* Given request: Go through the entries and transcribe each one exactly, dropping the pictures.
═══ Input rows ═══
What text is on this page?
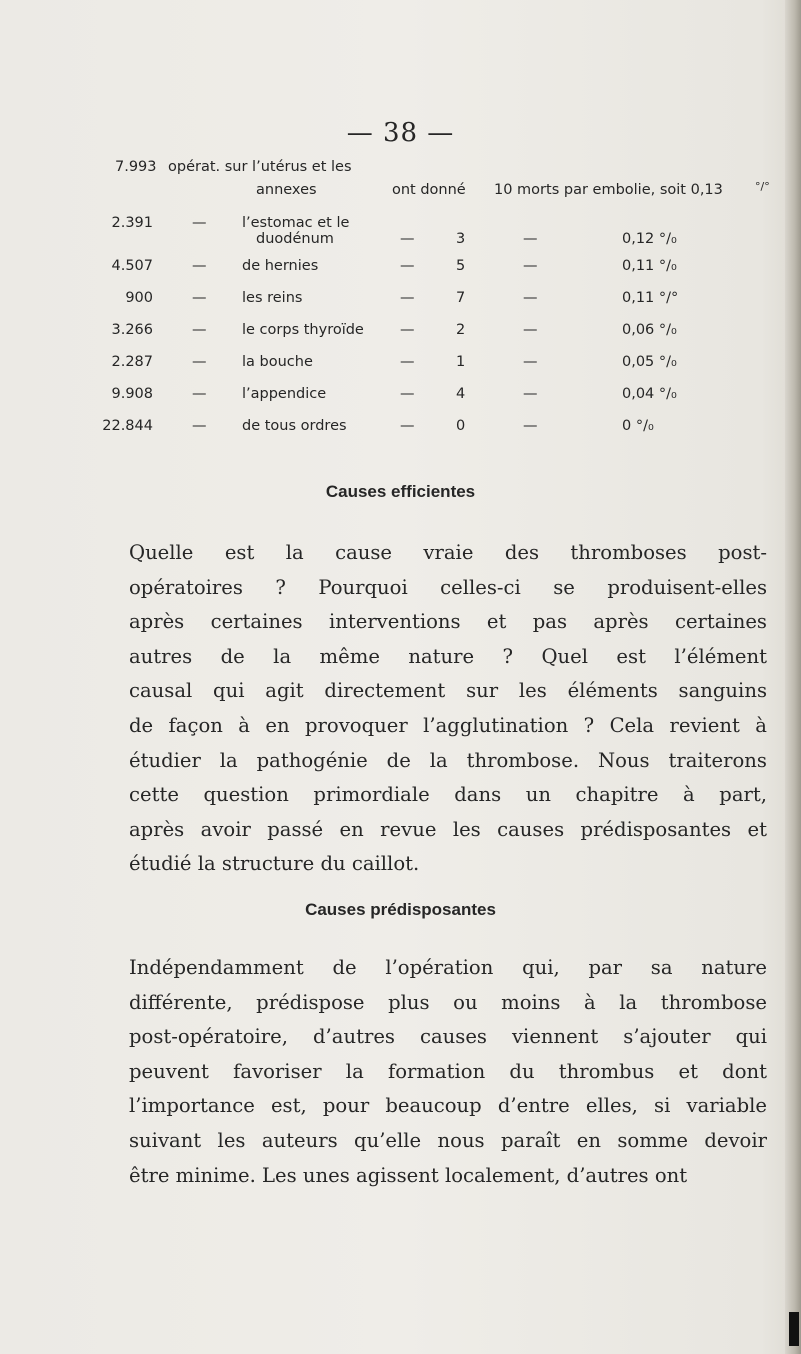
— 38 —
7.993 opérat. sur l’utérus et les
annexes	ont donné 10 morts par embolie, soit 0,13	°/°
2.391	— l’estomac et le
duodénum	—	3	—	0,12 °/₀
4.507	— de hernies	—	5	—	0,11 °/₀
900	— les reins	—	7	—	0,11 °/°
3.266	— le corps thyroïde —	2	—	0,06 °/₀
2.287	— la bouche	—	1	—	0,05 °/₀
9.908	— l’appendice	—	4	—	0,04 °/₀
22.844	— de tous ordres	—	0	—	0 °/₀
Causes efficientes
Quelle est la cause vraie des thromboses post-
opératoires ? Pourquoi celles-ci se produisent-elles
après certaines interventions et pas après certaines
autres de la même nature ? Quel est l’élément
causal qui agit directement sur les éléments sanguins
de façon à en provoquer l’agglutination ? Cela revient à
étudier la pathogénie de la thrombose. Nous traiterons
cette question primordiale dans un chapitre à part,
après avoir passé en revue les causes prédisposantes et
étudié la structure du caillot.
Causes prédisposantes
Indépendamment de l’opération qui, par sa nature
différente, prédispose plus ou moins à la thrombose
post-opératoire, d’autres causes viennent s’ajouter qui
peuvent favoriser la formation du thrombus et dont
l’importance est, pour beaucoup d’entre elles, si variable
suivant les auteurs qu’elle nous paraît en somme devoir
être minime. Les unes agissent localement, d’autres ont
═══
* Written answer:
What text is on this page?
— 38 —
7.993 opérat. sur l’utérus et les
annexes	ont donné 10 morts par embolie, soit 0,13	°/°
2.391	— l’estomac et le
duodénum	—	3	—	0,12 °/₀
4.507	— de hernies	—	5	—	0,11 °/₀
900	— les reins	—	7	—	0,11 °/°
3.266	— le corps thyroïde —	2	—	0,06 °/₀
2.287	— la bouche	—	1	—	0,05 °/₀
9.908	— l’appendice	—	4	—	0,04 °/₀
22.844	— de tous ordres	—	0	—	0 °/₀
Causes efficientes
Quelle est la cause vraie des thromboses post-
opératoires ? Pourquoi celles-ci se produisent-elles
après certaines interventions et pas après certaines
autres de la même nature ? Quel est l’élément
causal qui agit directement sur les éléments sanguins
de façon à en provoquer l’agglutination ? Cela revient à
étudier la pathogénie de la thrombose. Nous traiterons
cette question primordiale dans un chapitre à part,
après avoir passé en revue les causes prédisposantes et
étudié la structure du caillot.
Causes prédisposantes
Indépendamment de l’opération qui, par sa nature
différente, prédispose plus ou moins à la thrombose
post-opératoire, d’autres causes viennent s’ajouter qui
peuvent favoriser la formation du thrombus et dont
l’importance est, pour beaucoup d’entre elles, si variable
suivant les auteurs qu’elle nous paraît en somme devoir
être minime. Les unes agissent localement, d’autres ont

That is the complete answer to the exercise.